* _Your instructions_:
Go through the listing beneath this task and return every line that carries the string "JSON".

* _Dataset rows_:
────────────────────────────────────────
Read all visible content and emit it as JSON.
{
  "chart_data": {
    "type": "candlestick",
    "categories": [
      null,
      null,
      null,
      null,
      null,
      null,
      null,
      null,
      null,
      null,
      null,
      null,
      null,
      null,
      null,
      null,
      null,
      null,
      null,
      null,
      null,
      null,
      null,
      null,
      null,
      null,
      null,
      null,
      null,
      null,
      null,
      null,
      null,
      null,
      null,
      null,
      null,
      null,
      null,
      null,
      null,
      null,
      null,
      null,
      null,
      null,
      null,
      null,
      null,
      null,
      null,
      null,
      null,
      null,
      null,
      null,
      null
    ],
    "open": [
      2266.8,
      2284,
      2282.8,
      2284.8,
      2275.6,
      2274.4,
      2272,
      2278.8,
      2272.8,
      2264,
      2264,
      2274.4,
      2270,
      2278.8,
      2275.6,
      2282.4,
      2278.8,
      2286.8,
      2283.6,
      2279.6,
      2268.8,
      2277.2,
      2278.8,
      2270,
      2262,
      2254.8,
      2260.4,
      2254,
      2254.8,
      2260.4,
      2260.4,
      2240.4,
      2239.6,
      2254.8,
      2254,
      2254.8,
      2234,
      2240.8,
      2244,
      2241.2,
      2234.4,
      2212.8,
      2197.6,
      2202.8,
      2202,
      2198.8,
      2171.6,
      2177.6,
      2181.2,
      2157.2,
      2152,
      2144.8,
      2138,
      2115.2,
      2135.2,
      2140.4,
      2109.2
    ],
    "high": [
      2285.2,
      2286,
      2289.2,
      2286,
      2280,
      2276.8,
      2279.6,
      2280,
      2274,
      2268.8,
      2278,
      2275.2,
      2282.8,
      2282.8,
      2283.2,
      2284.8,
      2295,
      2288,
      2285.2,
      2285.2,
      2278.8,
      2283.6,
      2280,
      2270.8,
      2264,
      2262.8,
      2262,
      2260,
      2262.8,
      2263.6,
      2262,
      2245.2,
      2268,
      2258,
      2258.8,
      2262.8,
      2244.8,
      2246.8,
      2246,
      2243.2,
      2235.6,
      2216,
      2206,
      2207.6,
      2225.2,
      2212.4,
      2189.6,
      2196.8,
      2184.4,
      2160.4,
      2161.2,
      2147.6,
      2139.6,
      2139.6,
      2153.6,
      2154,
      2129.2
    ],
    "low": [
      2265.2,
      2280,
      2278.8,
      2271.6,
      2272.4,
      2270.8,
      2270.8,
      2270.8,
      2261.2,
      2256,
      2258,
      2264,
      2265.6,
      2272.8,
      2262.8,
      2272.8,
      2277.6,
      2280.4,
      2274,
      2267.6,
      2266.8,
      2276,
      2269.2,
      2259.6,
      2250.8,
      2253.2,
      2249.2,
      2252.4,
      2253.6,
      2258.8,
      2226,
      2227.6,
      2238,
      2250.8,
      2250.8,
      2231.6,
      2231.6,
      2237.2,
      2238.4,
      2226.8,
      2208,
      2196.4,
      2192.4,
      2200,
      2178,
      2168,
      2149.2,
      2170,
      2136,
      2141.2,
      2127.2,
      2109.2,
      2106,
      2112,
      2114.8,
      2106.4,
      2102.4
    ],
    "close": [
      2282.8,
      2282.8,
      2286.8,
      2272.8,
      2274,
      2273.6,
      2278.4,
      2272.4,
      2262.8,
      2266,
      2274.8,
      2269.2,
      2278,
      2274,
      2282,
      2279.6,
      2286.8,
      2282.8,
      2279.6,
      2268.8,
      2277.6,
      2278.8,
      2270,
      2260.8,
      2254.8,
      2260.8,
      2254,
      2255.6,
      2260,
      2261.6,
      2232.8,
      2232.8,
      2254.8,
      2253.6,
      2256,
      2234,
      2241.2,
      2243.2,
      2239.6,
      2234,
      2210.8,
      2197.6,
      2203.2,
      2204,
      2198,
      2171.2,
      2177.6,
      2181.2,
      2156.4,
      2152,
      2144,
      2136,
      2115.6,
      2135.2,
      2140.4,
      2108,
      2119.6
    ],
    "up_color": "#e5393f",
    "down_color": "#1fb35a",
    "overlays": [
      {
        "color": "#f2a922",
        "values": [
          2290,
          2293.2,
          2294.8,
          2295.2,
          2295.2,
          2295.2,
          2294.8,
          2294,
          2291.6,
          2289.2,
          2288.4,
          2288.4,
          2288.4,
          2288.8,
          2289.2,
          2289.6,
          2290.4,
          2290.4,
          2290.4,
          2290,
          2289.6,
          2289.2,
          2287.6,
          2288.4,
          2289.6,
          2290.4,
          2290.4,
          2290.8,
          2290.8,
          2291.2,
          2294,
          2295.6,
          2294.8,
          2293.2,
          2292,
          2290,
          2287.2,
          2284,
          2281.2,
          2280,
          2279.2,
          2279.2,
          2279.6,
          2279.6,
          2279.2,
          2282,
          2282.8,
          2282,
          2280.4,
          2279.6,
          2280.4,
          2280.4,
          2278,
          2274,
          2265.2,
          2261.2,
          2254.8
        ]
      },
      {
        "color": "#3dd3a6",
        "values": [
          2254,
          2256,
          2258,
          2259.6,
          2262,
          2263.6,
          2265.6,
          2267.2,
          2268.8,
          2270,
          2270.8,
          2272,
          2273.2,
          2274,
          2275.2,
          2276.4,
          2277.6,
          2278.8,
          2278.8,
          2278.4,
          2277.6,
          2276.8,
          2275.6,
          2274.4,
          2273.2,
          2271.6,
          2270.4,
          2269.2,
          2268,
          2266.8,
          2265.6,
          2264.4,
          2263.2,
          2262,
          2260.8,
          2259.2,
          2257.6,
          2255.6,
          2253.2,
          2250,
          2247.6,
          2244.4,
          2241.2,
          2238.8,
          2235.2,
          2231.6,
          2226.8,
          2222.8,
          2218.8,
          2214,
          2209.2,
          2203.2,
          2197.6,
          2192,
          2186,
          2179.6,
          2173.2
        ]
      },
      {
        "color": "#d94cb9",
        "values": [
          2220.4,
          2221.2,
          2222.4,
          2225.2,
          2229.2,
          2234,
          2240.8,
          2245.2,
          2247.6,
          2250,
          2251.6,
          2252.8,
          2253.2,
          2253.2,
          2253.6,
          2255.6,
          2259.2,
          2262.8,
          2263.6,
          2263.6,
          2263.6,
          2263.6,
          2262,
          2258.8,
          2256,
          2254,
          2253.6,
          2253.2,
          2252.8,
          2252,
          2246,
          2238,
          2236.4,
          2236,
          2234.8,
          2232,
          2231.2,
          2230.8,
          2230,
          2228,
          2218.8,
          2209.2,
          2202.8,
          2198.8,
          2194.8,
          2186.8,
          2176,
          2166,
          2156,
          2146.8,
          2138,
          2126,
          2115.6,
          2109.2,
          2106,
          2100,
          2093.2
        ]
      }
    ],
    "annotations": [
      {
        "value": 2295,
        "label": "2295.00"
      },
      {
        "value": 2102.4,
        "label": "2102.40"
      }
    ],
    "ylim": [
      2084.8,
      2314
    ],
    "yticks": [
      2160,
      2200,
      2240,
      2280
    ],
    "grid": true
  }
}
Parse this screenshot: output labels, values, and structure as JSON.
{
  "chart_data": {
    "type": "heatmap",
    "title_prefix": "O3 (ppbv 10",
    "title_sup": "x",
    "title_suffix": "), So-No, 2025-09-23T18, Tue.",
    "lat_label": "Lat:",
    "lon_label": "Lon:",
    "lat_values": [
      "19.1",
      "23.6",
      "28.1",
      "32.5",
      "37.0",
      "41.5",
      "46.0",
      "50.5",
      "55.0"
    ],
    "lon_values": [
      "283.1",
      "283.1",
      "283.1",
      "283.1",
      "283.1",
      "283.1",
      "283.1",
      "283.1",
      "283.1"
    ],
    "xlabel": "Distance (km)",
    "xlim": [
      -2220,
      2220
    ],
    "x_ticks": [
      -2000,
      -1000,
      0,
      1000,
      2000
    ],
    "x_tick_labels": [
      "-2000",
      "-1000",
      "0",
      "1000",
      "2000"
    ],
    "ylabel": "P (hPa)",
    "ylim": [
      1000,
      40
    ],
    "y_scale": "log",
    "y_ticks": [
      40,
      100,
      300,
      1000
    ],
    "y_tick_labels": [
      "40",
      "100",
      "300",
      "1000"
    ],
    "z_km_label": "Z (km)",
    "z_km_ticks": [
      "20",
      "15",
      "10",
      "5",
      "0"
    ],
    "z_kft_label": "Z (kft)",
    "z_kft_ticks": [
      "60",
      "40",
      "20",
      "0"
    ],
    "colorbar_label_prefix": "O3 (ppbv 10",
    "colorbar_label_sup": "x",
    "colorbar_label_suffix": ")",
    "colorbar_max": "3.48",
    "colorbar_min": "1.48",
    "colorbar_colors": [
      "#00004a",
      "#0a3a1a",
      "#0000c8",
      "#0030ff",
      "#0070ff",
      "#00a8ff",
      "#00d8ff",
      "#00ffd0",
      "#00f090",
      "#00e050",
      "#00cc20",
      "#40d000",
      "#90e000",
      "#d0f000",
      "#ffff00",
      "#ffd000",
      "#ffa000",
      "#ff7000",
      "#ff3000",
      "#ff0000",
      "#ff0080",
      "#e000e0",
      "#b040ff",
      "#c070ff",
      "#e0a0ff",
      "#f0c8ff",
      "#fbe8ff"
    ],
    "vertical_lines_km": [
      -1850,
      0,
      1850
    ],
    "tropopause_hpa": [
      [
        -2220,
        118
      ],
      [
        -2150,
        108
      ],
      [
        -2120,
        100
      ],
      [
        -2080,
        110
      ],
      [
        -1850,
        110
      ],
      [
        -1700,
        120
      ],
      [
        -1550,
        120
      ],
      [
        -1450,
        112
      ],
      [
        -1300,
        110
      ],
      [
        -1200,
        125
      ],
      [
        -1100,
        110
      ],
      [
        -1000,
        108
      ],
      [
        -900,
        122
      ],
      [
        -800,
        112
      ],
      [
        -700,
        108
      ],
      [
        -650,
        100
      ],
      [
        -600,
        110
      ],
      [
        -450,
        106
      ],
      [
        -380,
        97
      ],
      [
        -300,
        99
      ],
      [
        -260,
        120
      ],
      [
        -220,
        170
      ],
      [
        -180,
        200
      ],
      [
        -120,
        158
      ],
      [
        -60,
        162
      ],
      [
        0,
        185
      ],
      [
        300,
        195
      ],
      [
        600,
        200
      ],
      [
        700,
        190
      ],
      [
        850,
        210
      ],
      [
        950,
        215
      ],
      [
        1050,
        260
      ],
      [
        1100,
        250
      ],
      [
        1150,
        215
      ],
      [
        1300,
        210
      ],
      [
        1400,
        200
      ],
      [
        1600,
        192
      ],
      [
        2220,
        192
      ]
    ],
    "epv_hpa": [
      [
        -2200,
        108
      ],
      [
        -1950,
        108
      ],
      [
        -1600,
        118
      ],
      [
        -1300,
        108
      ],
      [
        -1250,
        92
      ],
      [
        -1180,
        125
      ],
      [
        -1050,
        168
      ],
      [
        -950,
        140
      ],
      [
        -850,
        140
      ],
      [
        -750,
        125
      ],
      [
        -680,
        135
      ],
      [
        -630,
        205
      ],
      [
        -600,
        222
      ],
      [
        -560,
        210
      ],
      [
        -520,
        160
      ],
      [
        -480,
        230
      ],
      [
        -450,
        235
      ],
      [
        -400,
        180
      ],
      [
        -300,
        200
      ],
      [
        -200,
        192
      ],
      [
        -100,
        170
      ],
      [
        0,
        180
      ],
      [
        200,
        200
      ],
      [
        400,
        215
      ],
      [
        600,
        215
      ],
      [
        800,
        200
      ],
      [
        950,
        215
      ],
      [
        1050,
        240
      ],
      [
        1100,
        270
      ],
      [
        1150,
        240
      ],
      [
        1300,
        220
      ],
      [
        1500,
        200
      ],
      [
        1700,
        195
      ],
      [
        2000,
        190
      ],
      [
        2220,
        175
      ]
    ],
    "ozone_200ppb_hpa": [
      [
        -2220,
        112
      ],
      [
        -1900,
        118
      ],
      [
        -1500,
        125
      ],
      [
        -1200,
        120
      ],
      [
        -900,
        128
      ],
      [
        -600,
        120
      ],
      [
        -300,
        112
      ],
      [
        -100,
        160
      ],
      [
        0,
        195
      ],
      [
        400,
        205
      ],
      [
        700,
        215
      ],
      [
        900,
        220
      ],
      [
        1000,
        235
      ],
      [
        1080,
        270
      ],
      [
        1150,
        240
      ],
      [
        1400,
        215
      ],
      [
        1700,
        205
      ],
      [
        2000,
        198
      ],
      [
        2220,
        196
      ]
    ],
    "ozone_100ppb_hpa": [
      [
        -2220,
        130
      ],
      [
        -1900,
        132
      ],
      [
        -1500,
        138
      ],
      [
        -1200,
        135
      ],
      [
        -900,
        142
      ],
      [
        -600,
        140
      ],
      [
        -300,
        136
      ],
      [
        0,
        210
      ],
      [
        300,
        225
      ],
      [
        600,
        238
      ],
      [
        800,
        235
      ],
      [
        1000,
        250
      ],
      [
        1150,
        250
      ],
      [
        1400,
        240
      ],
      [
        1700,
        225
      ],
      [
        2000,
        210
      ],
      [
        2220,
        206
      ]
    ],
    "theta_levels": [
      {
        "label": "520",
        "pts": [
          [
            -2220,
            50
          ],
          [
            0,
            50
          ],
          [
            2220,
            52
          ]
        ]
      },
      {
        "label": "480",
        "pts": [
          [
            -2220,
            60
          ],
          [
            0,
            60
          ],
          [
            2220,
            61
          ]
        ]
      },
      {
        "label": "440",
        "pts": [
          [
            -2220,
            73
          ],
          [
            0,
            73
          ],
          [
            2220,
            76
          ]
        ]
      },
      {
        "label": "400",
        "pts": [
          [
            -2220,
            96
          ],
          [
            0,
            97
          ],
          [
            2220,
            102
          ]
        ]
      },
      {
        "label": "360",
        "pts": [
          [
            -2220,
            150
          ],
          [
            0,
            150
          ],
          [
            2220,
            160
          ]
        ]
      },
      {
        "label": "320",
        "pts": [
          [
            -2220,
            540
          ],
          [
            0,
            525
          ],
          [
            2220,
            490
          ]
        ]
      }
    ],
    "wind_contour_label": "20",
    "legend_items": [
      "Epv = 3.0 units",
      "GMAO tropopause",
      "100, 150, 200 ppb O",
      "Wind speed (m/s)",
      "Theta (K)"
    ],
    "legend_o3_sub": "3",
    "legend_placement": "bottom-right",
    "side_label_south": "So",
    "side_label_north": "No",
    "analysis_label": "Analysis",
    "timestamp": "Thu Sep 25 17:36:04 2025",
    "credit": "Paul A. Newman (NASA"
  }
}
────────────────────────────────────────
* _Reply to the exercise_:
Read all visible content and emit it as JSON.
Parse this screenshot: output labels, values, and structure as JSON.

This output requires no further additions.